**Problem to work on**
Reproduce word for word the portion of the Proceeds of Crime amendments text between "106  Subsection 42(5)" and "or after commencement.", inclusive.

**Page text**
———

Part 7—Other amendments

Proceeds of Crime Act 2002

106  Subsection 42(5)

Repeal the subsection, substitute:

        (5)    The court may revoke the *restraining order if satisfied that:

             (a)    there are no grounds on which to make the order at the time of considering the application to revoke the order; or

             (b)    it is otherwise in the interests of justice to do so.

107  Application and transitional

(1)    The amendment of section 42 of the Proceeds of Crime Act 2002 made by this Part applies in relation to the revocation of a restraining order on or after commencement, whether the application for that revocation was made before, on or after commencement.

(2)    If an application under section 42 of the Proceeds of Crime Act 2002 for the revocation of a restraining order has been made but not determined as at commencement:

             (a)    the applicant may vary the application to take account of paragraph 42(5)(b) of the Proceeds of Crime Act 2002 as in force at commencement; and

             (b)    if the application is varied under paragraph (a) of this subitem—the applicant must give a copy of the application as varied, and written notice of any additional grounds that he or she proposes to rely on in seeking that revocation, to the DPP and the Official Trustee; and

             (c)    the DPP may adduce additional material to the court relating to those additional grounds.

(3)    In this item:

commencement means the commencement of this item.

The amendments insert further safeguards that enable a person affected by a preliminary unexplained wealth order, restraining order or freezing order to apply for revocation on the grounds that it would be in the interests of justice to revoke the order. The amendments respond to the High Court’s decision in International Finance Trust Co. Ltd v New South Wales Crime Commission 2009.

Amendment (1) is a minor amendment required to clarify that parts 6 and 7 of the bill will commence on the day after royal assent. This is necessary because amendment (6) introduces part 7. I will come to that issue again shortly. Amendment (2) is a minor amendment to proposed paragraph 179C(5)(b), which deals with applications to revoke a preliminary unexplained wealth order. It adds the word ‘or’ to the end of the paragraph to allow for the inclusion of an additional ground for revoking a preliminary unexplained wealth order to be inserted. Amendment (3) adds an additional ground. The court may revoke the order if it is in the interests of justice to do so. It inserts the additional ground on which the court may grant revocation of a preliminary unexplained wealth order. Currently, the proposed paragraph 179C(5)(b) states that a court may revoke such an order on application if it is satisfied that there are no grounds on which to make the order at the time of considering the application to revoke the order or it is in the public interest to do so.

———

**Entries shown**
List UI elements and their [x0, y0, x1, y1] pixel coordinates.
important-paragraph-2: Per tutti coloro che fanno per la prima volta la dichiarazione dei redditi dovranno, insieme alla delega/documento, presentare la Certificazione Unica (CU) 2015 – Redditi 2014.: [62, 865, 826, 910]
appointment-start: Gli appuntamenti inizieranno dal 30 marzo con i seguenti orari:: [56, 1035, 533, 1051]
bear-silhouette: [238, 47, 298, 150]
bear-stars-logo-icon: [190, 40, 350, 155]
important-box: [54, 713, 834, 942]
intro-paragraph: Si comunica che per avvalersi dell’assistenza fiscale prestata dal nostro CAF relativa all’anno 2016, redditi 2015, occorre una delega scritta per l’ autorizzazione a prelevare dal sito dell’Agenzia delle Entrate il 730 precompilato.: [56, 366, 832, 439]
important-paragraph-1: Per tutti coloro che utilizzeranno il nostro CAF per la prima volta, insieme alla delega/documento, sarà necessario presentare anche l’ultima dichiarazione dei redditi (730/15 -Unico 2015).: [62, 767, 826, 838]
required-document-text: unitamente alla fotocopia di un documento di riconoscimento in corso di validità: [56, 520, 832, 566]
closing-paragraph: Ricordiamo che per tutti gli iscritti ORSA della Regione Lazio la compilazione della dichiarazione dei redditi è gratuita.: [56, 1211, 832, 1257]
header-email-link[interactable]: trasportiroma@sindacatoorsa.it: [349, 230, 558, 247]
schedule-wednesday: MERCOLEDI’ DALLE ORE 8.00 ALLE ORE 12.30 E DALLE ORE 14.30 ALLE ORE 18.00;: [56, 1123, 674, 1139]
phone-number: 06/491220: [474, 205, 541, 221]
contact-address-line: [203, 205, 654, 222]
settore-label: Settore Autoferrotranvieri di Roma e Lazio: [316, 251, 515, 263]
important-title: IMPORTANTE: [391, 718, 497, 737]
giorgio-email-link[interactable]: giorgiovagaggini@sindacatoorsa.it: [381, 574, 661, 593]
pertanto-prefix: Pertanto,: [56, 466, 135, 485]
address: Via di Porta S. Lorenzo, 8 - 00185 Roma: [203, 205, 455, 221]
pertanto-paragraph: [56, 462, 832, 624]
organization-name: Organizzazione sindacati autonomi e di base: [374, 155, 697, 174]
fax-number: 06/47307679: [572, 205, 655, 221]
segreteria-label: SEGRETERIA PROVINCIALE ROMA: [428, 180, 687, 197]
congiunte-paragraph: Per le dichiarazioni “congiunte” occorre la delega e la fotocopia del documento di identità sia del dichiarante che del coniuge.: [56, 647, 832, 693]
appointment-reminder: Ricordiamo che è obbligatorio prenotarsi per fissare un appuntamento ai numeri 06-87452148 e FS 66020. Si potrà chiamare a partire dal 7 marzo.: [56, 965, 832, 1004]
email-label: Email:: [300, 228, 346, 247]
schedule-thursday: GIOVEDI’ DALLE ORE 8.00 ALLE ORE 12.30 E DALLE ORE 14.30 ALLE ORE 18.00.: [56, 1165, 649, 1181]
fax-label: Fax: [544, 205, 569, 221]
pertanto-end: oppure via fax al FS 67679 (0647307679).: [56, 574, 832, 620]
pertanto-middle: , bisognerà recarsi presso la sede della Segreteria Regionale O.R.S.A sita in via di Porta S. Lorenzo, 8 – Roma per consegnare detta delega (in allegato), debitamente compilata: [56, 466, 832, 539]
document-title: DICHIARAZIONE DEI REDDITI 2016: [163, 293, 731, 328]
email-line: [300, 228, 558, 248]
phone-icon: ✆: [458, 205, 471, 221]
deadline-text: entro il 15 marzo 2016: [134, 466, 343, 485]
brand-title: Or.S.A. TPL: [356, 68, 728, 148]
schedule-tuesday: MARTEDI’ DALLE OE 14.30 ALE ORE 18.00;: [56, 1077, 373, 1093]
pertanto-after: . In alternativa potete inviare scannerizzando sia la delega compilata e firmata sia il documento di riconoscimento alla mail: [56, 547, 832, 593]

———

**Response to the task**
106  Subsection 42(5)

Repeal the subsection, substitute:

        (5)    The court may revoke the *restraining order if satisfied that:

             (a)    there are no grounds on which to make the order at the time of considering the application to revoke the order; or

             (b)    it is otherwise in the interests of justice to do so.

107  Application and transitional

(1)    The amendment of section 42 of the Proceeds of Crime Act 2002 made by this Part applies in relation to the revocation of a restraining order on or after commencement, whether the application for that revocation was made before, on or after commencement.